Records from a collection:
------------------------------------------------------------------------

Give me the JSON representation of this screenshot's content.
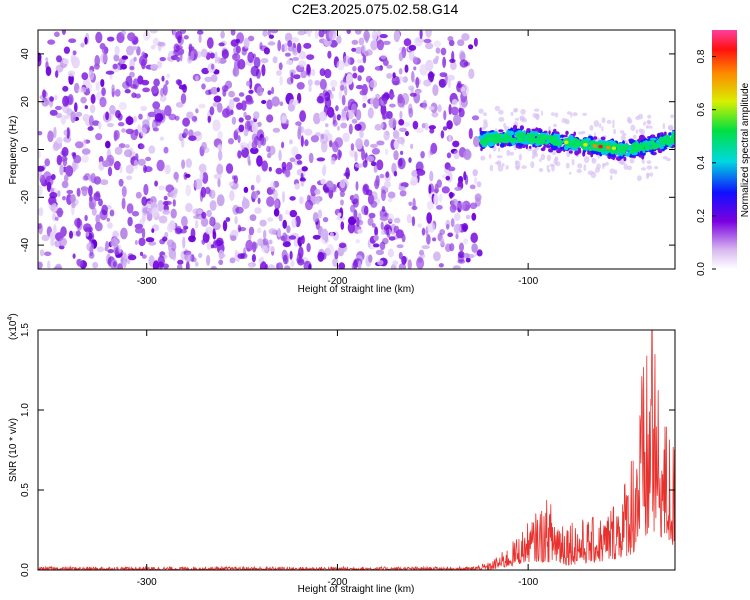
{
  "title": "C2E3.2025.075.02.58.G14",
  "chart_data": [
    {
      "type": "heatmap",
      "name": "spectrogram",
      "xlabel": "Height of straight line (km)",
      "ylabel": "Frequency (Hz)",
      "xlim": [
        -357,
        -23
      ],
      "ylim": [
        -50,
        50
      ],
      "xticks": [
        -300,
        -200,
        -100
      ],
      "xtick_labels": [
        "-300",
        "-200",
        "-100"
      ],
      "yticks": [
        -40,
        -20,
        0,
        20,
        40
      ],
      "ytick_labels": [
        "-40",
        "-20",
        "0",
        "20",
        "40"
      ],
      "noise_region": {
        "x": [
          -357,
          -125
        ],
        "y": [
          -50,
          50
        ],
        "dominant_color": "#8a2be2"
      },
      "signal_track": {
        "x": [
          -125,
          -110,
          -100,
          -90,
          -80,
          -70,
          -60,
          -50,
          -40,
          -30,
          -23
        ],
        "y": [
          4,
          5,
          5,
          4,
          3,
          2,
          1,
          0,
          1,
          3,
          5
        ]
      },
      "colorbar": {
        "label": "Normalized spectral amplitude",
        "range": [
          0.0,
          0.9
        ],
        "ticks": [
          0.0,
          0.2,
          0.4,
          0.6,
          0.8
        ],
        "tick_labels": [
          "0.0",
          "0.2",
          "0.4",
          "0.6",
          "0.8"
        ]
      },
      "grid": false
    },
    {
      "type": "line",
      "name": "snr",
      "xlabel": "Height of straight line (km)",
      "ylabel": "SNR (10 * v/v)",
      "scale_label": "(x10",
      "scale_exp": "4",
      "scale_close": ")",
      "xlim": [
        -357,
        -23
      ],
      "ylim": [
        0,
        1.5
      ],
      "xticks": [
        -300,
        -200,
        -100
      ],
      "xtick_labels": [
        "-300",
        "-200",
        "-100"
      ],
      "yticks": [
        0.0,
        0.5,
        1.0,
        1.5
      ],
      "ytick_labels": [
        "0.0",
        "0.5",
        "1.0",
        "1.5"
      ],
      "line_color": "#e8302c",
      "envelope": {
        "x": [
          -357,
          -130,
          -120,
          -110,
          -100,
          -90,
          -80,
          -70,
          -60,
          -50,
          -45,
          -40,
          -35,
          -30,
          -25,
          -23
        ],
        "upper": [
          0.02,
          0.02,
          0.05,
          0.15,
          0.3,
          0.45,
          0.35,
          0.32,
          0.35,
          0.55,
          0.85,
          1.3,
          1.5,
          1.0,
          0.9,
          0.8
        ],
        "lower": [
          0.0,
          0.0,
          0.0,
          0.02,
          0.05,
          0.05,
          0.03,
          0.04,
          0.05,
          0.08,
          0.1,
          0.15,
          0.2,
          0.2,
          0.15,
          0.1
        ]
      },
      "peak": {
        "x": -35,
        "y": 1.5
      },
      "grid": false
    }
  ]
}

------------------------------------------------------------------------

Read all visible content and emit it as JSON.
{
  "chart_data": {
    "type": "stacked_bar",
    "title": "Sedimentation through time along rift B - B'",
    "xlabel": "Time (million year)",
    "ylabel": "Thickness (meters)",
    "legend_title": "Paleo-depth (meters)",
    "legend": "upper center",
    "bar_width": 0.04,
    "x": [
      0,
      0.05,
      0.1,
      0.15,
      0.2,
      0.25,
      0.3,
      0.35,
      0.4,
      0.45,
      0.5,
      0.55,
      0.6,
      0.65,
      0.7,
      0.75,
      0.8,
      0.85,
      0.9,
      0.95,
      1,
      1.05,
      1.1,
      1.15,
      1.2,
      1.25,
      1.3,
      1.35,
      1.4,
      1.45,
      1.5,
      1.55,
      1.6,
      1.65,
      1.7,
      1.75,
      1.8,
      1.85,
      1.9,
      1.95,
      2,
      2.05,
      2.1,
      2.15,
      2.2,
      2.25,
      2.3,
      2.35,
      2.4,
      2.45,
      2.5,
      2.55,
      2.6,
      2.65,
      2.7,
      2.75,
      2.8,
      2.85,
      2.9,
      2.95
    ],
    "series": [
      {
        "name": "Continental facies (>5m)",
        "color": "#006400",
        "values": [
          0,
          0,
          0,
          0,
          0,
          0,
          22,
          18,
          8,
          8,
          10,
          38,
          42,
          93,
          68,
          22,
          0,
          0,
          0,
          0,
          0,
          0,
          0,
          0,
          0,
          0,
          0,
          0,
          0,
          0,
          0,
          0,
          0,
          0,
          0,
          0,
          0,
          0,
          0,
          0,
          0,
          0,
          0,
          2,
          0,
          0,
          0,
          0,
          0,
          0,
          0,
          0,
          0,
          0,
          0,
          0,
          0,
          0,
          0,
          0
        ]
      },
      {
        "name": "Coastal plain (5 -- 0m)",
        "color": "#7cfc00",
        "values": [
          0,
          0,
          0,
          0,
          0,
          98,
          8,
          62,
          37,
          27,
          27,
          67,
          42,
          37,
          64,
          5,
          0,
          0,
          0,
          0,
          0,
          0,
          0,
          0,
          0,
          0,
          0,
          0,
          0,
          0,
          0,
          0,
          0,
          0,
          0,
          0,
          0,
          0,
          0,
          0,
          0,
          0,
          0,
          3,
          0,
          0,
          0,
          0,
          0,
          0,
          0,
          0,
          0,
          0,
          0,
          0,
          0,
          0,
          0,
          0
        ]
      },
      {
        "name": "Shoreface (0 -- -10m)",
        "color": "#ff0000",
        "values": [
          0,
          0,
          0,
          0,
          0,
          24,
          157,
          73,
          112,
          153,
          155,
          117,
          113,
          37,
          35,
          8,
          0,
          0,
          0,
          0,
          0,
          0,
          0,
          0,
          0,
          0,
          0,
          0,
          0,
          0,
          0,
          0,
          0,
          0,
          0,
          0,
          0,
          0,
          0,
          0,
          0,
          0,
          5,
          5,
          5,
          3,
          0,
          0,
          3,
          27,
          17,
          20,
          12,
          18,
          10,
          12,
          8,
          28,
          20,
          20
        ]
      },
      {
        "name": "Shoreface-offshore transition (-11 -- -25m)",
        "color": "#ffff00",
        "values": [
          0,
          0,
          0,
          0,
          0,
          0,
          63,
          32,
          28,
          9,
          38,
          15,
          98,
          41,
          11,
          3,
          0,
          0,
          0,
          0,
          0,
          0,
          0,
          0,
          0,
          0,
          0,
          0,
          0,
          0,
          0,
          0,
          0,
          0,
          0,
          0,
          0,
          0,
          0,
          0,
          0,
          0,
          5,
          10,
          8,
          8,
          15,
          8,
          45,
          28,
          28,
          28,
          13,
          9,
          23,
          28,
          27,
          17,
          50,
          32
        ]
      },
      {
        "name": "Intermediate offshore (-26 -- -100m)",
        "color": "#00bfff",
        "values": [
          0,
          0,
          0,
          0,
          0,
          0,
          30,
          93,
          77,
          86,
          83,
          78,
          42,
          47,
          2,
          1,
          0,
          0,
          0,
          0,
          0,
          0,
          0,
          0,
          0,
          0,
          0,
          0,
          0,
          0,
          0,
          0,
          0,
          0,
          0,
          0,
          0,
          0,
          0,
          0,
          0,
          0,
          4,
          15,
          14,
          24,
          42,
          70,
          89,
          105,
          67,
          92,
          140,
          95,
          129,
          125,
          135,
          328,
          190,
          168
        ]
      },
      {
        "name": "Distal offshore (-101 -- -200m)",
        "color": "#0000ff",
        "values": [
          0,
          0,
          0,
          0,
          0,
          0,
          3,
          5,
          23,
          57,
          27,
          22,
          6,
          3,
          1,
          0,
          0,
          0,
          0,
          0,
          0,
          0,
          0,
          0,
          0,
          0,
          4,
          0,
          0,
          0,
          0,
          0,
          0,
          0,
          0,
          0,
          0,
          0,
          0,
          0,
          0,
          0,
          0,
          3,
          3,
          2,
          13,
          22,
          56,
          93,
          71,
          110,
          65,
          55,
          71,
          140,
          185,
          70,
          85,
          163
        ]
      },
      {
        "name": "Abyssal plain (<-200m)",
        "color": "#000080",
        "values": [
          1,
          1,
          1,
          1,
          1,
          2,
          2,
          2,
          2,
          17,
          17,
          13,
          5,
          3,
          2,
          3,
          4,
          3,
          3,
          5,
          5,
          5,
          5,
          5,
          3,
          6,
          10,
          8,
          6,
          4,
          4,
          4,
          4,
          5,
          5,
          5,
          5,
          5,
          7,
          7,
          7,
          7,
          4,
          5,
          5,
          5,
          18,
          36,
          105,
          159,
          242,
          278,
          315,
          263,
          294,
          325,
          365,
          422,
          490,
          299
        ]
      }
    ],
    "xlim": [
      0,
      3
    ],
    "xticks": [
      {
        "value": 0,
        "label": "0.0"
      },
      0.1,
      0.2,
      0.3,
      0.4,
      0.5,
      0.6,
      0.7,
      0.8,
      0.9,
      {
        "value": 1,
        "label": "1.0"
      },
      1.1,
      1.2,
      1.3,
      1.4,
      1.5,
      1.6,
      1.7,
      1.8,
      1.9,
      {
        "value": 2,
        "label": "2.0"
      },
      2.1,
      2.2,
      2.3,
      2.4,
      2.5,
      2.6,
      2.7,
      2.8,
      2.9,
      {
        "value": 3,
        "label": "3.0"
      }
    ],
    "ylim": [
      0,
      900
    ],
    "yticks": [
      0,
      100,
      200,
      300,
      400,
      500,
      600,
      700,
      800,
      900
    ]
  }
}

------------------------------------------------------------------------

What the task requires
Which lines above contain the word "Shoreface"? Copy each of them.

Finished task
        "name": "Shoreface (0 -- -10m)",
        "name": "Shoreface-offshore transition (-11 -- -25m)",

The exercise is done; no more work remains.